* **Given request**: Reproduce every entry below precisely. Pictures are excluded from the copy.

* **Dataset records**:
↓↓↓

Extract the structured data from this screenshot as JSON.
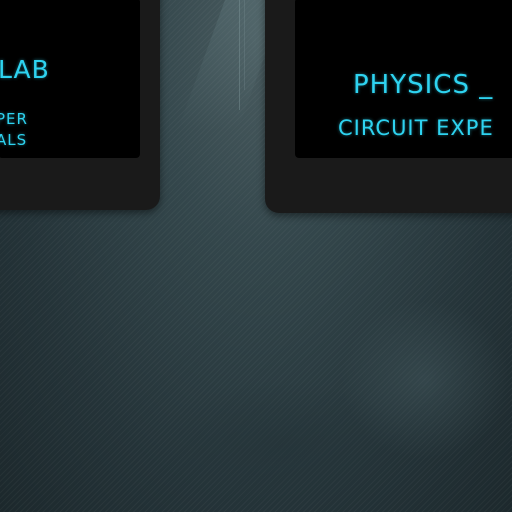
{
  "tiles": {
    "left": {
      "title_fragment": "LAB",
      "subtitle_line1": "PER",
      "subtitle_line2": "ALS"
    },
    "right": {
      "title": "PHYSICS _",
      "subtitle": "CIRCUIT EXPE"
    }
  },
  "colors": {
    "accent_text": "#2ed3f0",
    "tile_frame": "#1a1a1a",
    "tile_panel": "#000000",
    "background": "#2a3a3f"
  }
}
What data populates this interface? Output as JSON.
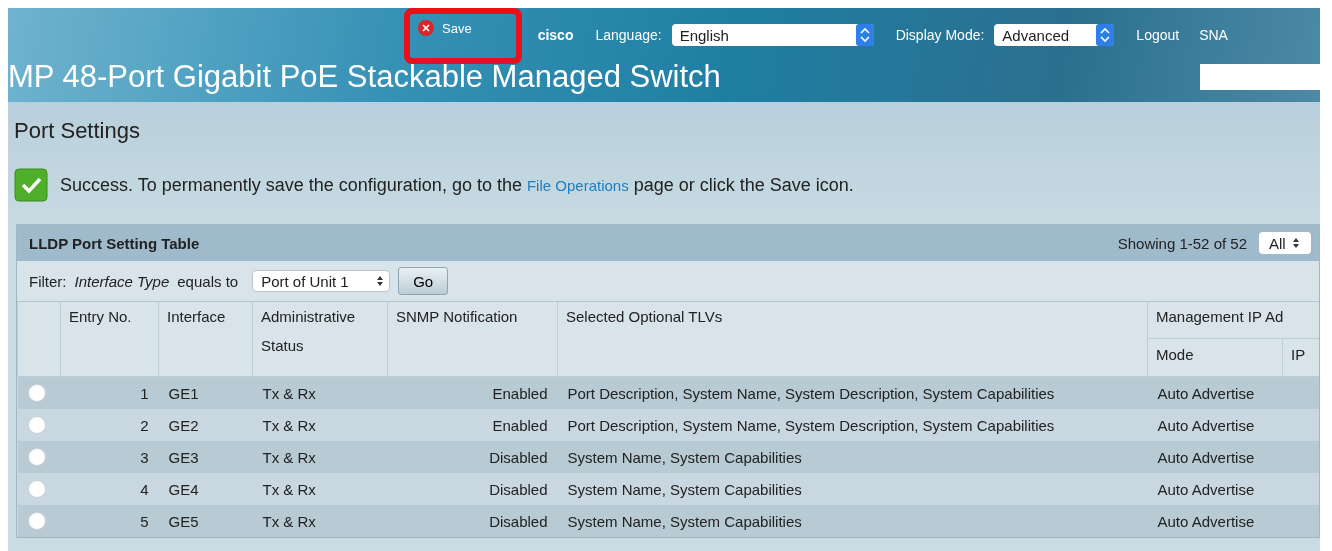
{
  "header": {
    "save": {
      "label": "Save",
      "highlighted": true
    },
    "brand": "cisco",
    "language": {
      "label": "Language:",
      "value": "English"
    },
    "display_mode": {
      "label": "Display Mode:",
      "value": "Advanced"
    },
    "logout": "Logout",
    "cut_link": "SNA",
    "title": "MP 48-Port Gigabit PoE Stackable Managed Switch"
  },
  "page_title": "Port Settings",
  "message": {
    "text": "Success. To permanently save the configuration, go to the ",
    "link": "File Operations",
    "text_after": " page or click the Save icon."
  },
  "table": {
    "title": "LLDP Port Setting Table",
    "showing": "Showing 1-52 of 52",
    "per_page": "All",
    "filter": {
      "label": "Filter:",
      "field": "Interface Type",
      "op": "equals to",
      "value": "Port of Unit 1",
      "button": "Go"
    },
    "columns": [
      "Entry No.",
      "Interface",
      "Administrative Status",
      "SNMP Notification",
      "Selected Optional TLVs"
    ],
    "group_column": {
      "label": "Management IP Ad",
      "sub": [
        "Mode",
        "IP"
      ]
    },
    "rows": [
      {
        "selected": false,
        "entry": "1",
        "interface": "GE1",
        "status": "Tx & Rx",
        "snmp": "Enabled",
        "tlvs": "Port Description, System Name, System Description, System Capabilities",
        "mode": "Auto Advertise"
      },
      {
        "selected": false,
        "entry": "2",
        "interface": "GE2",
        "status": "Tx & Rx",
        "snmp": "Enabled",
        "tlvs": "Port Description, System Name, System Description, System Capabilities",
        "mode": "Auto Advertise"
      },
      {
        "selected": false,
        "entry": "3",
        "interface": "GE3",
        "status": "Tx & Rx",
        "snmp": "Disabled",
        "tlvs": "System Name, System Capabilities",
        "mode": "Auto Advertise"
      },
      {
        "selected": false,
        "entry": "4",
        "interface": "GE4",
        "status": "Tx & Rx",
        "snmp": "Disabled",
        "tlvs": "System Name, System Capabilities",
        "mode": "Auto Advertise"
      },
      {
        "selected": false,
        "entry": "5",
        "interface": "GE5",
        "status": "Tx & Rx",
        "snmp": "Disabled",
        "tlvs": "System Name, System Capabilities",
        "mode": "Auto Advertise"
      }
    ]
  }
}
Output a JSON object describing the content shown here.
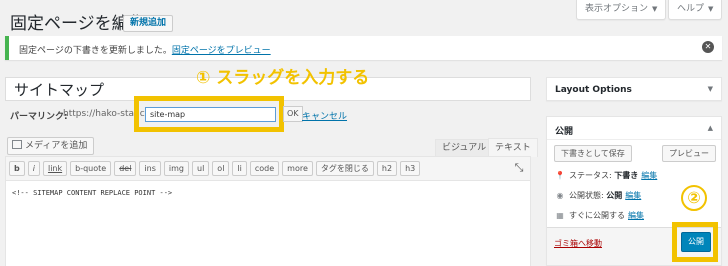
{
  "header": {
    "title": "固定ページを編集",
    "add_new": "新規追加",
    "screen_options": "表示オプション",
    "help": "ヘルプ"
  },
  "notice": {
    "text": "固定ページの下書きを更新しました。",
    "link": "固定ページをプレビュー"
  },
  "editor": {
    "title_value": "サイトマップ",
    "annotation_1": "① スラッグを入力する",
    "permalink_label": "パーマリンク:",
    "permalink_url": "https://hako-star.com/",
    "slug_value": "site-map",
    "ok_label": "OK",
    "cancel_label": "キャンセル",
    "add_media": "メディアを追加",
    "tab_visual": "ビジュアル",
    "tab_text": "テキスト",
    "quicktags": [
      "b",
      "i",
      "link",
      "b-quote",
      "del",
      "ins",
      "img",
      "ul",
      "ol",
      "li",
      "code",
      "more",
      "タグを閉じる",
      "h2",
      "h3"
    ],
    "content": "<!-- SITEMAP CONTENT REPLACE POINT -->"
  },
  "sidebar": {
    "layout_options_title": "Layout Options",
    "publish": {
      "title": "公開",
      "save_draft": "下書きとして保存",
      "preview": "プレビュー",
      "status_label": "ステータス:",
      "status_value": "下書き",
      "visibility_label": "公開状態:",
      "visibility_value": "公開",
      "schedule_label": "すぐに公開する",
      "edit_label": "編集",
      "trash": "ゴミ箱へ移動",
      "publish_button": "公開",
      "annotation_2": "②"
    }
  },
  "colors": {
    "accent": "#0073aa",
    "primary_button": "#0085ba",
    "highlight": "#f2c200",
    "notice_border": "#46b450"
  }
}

↑↑↑

* **Task answer**:
Extract the structured data from this screenshot as JSON.
{
  "tiles": {
    "left": {
      "title_fragment": "LAB",
      "subtitle_line1": "PER",
      "subtitle_line2": "ALS"
    },
    "right": {
      "title": "PHYSICS _",
      "subtitle": "CIRCUIT EXPE"
    }
  },
  "colors": {
    "accent_text": "#2ed3f0",
    "tile_frame": "#1a1a1a",
    "tile_panel": "#000000",
    "background": "#2a3a3f"
  }
}
What data populates this interface? Output as JSON.
{
  "header": {
    "save": {
      "label": "Save",
      "highlighted": true
    },
    "brand": "cisco",
    "language": {
      "label": "Language:",
      "value": "English"
    },
    "display_mode": {
      "label": "Display Mode:",
      "value": "Advanced"
    },
    "logout": "Logout",
    "cut_link": "SNA",
    "title": "MP 48-Port Gigabit PoE Stackable Managed Switch"
  },
  "page_title": "Port Settings",
  "message": {
    "text": "Success. To permanently save the configuration, go to the ",
    "link": "File Operations",
    "text_after": " page or click the Save icon."
  },
  "table": {
    "title": "LLDP Port Setting Table",
    "showing": "Showing 1-52 of 52",
    "per_page": "All",
    "filter": {
      "label": "Filter:",
      "field": "Interface Type",
      "op": "equals to",
      "value": "Port of Unit 1",
      "button": "Go"
    },
    "columns": [
      "Entry No.",
      "Interface",
      "Administrative Status",
      "SNMP Notification",
      "Selected Optional TLVs"
    ],
    "group_column": {
      "label": "Management IP Ad",
      "sub": [
        "Mode",
        "IP"
      ]
    },
    "rows": [
      {
        "selected": false,
        "entry": "1",
        "interface": "GE1",
        "status": "Tx & Rx",
        "snmp": "Enabled",
        "tlvs": "Port Description, System Name, System Description, System Capabilities",
        "mode": "Auto Advertise"
      },
      {
        "selected": false,
        "entry": "2",
        "interface": "GE2",
        "status": "Tx & Rx",
        "snmp": "Enabled",
        "tlvs": "Port Description, System Name, System Description, System Capabilities",
        "mode": "Auto Advertise"
      },
      {
        "selected": false,
        "entry": "3",
        "interface": "GE3",
        "status": "Tx & Rx",
        "snmp": "Disabled",
        "tlvs": "System Name, System Capabilities",
        "mode": "Auto Advertise"
      },
      {
        "selected": false,
        "entry": "4",
        "interface": "GE4",
        "status": "Tx & Rx",
        "snmp": "Disabled",
        "tlvs": "System Name, System Capabilities",
        "mode": "Auto Advertise"
      },
      {
        "selected": false,
        "entry": "5",
        "interface": "GE5",
        "status": "Tx & Rx",
        "snmp": "Disabled",
        "tlvs": "System Name, System Capabilities",
        "mode": "Auto Advertise"
      }
    ]
  }
}
Output a JSON object describing the content shown here.
{
  "header": {
    "title": "固定ページを編集",
    "add_new": "新規追加",
    "screen_options": "表示オプション",
    "help": "ヘルプ"
  },
  "notice": {
    "text": "固定ページの下書きを更新しました。",
    "link": "固定ページをプレビュー"
  },
  "editor": {
    "title_value": "サイトマップ",
    "annotation_1": "① スラッグを入力する",
    "permalink_label": "パーマリンク:",
    "permalink_url": "https://hako-star.com/",
    "slug_value": "site-map",
    "ok_label": "OK",
    "cancel_label": "キャンセル",
    "add_media": "メディアを追加",
    "tab_visual": "ビジュアル",
    "tab_text": "テキスト",
    "quicktags": [
      "b",
      "i",
      "link",
      "b-quote",
      "del",
      "ins",
      "img",
      "ul",
      "ol",
      "li",
      "code",
      "more",
      "タグを閉じる",
      "h2",
      "h3"
    ],
    "content": "<!-- SITEMAP CONTENT REPLACE POINT -->"
  },
  "sidebar": {
    "layout_options_title": "Layout Options",
    "publish": {
      "title": "公開",
      "save_draft": "下書きとして保存",
      "preview": "プレビュー",
      "status_label": "ステータス:",
      "status_value": "下書き",
      "visibility_label": "公開状態:",
      "visibility_value": "公開",
      "schedule_label": "すぐに公開する",
      "edit_label": "編集",
      "trash": "ゴミ箱へ移動",
      "publish_button": "公開",
      "annotation_2": "②"
    }
  },
  "colors": {
    "accent": "#0073aa",
    "primary_button": "#0085ba",
    "highlight": "#f2c200",
    "notice_border": "#46b450"
  }
}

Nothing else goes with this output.